Take down each entry exactly as written.
** Start of SUPPLIED RECORDS **
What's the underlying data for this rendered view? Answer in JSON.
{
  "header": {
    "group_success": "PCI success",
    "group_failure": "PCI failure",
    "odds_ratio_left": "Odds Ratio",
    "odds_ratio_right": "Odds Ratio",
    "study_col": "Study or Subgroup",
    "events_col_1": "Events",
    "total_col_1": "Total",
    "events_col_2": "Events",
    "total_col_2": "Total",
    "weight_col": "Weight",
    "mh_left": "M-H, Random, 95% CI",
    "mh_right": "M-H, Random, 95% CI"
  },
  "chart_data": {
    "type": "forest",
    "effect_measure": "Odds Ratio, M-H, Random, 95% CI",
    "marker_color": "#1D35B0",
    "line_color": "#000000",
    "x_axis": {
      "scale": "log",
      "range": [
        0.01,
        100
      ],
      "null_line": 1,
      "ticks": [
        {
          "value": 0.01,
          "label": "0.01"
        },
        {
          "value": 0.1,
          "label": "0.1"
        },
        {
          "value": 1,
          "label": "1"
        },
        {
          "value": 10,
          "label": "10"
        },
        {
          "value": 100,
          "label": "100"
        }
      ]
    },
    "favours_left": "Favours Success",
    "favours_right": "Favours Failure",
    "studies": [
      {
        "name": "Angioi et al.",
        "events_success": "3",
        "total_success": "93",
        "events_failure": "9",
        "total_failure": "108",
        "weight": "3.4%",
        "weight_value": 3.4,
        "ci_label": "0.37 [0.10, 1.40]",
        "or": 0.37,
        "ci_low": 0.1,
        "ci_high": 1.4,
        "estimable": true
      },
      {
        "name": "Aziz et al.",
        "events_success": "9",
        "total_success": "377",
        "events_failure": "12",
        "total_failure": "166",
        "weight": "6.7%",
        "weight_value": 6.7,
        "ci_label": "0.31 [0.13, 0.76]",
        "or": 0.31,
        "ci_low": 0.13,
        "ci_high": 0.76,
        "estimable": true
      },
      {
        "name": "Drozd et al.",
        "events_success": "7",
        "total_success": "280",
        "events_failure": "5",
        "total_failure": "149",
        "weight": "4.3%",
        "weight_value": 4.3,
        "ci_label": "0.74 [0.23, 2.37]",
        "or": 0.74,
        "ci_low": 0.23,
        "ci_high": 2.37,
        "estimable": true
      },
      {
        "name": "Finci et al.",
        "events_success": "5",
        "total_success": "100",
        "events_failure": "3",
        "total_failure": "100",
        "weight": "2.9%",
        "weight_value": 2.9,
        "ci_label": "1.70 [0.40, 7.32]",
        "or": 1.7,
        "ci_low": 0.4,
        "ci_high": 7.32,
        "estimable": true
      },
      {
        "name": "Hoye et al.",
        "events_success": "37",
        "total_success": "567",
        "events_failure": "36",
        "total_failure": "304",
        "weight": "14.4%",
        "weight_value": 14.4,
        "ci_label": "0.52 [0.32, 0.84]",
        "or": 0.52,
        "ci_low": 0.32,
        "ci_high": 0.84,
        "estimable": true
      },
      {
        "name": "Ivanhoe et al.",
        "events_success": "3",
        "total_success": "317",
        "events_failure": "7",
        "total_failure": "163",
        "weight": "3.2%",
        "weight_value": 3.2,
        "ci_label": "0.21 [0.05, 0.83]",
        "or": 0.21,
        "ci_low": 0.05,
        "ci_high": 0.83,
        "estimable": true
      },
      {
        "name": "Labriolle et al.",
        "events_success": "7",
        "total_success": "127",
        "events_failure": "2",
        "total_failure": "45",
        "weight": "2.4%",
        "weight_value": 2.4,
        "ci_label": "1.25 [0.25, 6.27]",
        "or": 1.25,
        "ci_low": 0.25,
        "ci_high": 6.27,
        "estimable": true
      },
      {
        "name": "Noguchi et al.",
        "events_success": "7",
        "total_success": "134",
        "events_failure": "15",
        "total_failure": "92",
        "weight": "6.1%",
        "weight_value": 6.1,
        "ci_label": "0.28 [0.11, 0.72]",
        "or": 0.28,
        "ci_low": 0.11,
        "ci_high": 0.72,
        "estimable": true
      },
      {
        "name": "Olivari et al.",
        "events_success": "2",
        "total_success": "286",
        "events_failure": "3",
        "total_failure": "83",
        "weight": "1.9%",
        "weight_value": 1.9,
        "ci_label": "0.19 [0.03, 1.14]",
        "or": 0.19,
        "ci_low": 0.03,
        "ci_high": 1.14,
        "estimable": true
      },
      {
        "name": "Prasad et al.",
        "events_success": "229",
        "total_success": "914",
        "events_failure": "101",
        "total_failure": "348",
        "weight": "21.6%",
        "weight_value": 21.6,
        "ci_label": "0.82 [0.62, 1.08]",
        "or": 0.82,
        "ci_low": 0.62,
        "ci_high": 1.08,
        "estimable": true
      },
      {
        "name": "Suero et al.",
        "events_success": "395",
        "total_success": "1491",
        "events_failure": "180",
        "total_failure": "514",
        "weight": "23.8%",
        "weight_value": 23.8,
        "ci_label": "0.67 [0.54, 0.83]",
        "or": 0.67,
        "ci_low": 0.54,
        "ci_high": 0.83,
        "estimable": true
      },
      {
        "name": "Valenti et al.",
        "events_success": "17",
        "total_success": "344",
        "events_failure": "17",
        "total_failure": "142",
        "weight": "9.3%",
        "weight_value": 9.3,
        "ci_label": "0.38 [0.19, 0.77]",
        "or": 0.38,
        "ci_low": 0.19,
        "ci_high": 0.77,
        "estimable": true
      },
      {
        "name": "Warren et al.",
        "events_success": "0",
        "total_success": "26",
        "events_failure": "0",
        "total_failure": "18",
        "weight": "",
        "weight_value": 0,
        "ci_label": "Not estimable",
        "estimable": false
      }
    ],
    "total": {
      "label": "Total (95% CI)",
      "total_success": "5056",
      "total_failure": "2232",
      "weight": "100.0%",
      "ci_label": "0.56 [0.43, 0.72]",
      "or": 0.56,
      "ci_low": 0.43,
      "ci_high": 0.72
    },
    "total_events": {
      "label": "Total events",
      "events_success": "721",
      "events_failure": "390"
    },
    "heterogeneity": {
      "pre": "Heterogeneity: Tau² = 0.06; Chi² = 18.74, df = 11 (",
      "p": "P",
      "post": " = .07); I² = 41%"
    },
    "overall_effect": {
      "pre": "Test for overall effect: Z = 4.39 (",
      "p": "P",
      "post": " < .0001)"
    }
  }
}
** End of SUPPLIED RECORDS **
**ANSWER TO THE TASK**:
What's the underlying data for this rendered view? Answer in JSON.
{
  "header": {
    "group_success": "PCI success",
    "group_failure": "PCI failure",
    "odds_ratio_left": "Odds Ratio",
    "odds_ratio_right": "Odds Ratio",
    "study_col": "Study or Subgroup",
    "events_col_1": "Events",
    "total_col_1": "Total",
    "events_col_2": "Events",
    "total_col_2": "Total",
    "weight_col": "Weight",
    "mh_left": "M-H, Random, 95% CI",
    "mh_right": "M-H, Random, 95% CI"
  },
  "chart_data": {
    "type": "forest",
    "effect_measure": "Odds Ratio, M-H, Random, 95% CI",
    "marker_color": "#1D35B0",
    "line_color": "#000000",
    "x_axis": {
      "scale": "log",
      "range": [
        0.01,
        100
      ],
      "null_line": 1,
      "ticks": [
        {
          "value": 0.01,
          "label": "0.01"
        },
        {
          "value": 0.1,
          "label": "0.1"
        },
        {
          "value": 1,
          "label": "1"
        },
        {
          "value": 10,
          "label": "10"
        },
        {
          "value": 100,
          "label": "100"
        }
      ]
    },
    "favours_left": "Favours Success",
    "favours_right": "Favours Failure",
    "studies": [
      {
        "name": "Angioi et al.",
        "events_success": "3",
        "total_success": "93",
        "events_failure": "9",
        "total_failure": "108",
        "weight": "3.4%",
        "weight_value": 3.4,
        "ci_label": "0.37 [0.10, 1.40]",
        "or": 0.37,
        "ci_low": 0.1,
        "ci_high": 1.4,
        "estimable": true
      },
      {
        "name": "Aziz et al.",
        "events_success": "9",
        "total_success": "377",
        "events_failure": "12",
        "total_failure": "166",
        "weight": "6.7%",
        "weight_value": 6.7,
        "ci_label": "0.31 [0.13, 0.76]",
        "or": 0.31,
        "ci_low": 0.13,
        "ci_high": 0.76,
        "estimable": true
      },
      {
        "name": "Drozd et al.",
        "events_success": "7",
        "total_success": "280",
        "events_failure": "5",
        "total_failure": "149",
        "weight": "4.3%",
        "weight_value": 4.3,
        "ci_label": "0.74 [0.23, 2.37]",
        "or": 0.74,
        "ci_low": 0.23,
        "ci_high": 2.37,
        "estimable": true
      },
      {
        "name": "Finci et al.",
        "events_success": "5",
        "total_success": "100",
        "events_failure": "3",
        "total_failure": "100",
        "weight": "2.9%",
        "weight_value": 2.9,
        "ci_label": "1.70 [0.40, 7.32]",
        "or": 1.7,
        "ci_low": 0.4,
        "ci_high": 7.32,
        "estimable": true
      },
      {
        "name": "Hoye et al.",
        "events_success": "37",
        "total_success": "567",
        "events_failure": "36",
        "total_failure": "304",
        "weight": "14.4%",
        "weight_value": 14.4,
        "ci_label": "0.52 [0.32, 0.84]",
        "or": 0.52,
        "ci_low": 0.32,
        "ci_high": 0.84,
        "estimable": true
      },
      {
        "name": "Ivanhoe et al.",
        "events_success": "3",
        "total_success": "317",
        "events_failure": "7",
        "total_failure": "163",
        "weight": "3.2%",
        "weight_value": 3.2,
        "ci_label": "0.21 [0.05, 0.83]",
        "or": 0.21,
        "ci_low": 0.05,
        "ci_high": 0.83,
        "estimable": true
      },
      {
        "name": "Labriolle et al.",
        "events_success": "7",
        "total_success": "127",
        "events_failure": "2",
        "total_failure": "45",
        "weight": "2.4%",
        "weight_value": 2.4,
        "ci_label": "1.25 [0.25, 6.27]",
        "or": 1.25,
        "ci_low": 0.25,
        "ci_high": 6.27,
        "estimable": true
      },
      {
        "name": "Noguchi et al.",
        "events_success": "7",
        "total_success": "134",
        "events_failure": "15",
        "total_failure": "92",
        "weight": "6.1%",
        "weight_value": 6.1,
        "ci_label": "0.28 [0.11, 0.72]",
        "or": 0.28,
        "ci_low": 0.11,
        "ci_high": 0.72,
        "estimable": true
      },
      {
        "name": "Olivari et al.",
        "events_success": "2",
        "total_success": "286",
        "events_failure": "3",
        "total_failure": "83",
        "weight": "1.9%",
        "weight_value": 1.9,
        "ci_label": "0.19 [0.03, 1.14]",
        "or": 0.19,
        "ci_low": 0.03,
        "ci_high": 1.14,
        "estimable": true
      },
      {
        "name": "Prasad et al.",
        "events_success": "229",
        "total_success": "914",
        "events_failure": "101",
        "total_failure": "348",
        "weight": "21.6%",
        "weight_value": 21.6,
        "ci_label": "0.82 [0.62, 1.08]",
        "or": 0.82,
        "ci_low": 0.62,
        "ci_high": 1.08,
        "estimable": true
      },
      {
        "name": "Suero et al.",
        "events_success": "395",
        "total_success": "1491",
        "events_failure": "180",
        "total_failure": "514",
        "weight": "23.8%",
        "weight_value": 23.8,
        "ci_label": "0.67 [0.54, 0.83]",
        "or": 0.67,
        "ci_low": 0.54,
        "ci_high": 0.83,
        "estimable": true
      },
      {
        "name": "Valenti et al.",
        "events_success": "17",
        "total_success": "344",
        "events_failure": "17",
        "total_failure": "142",
        "weight": "9.3%",
        "weight_value": 9.3,
        "ci_label": "0.38 [0.19, 0.77]",
        "or": 0.38,
        "ci_low": 0.19,
        "ci_high": 0.77,
        "estimable": true
      },
      {
        "name": "Warren et al.",
        "events_success": "0",
        "total_success": "26",
        "events_failure": "0",
        "total_failure": "18",
        "weight": "",
        "weight_value": 0,
        "ci_label": "Not estimable",
        "estimable": false
      }
    ],
    "total": {
      "label": "Total (95% CI)",
      "total_success": "5056",
      "total_failure": "2232",
      "weight": "100.0%",
      "ci_label": "0.56 [0.43, 0.72]",
      "or": 0.56,
      "ci_low": 0.43,
      "ci_high": 0.72
    },
    "total_events": {
      "label": "Total events",
      "events_success": "721",
      "events_failure": "390"
    },
    "heterogeneity": {
      "pre": "Heterogeneity: Tau² = 0.06; Chi² = 18.74, df = 11 (",
      "p": "P",
      "post": " = .07); I² = 41%"
    },
    "overall_effect": {
      "pre": "Test for overall effect: Z = 4.39 (",
      "p": "P",
      "post": " < .0001)"
    }
  }
}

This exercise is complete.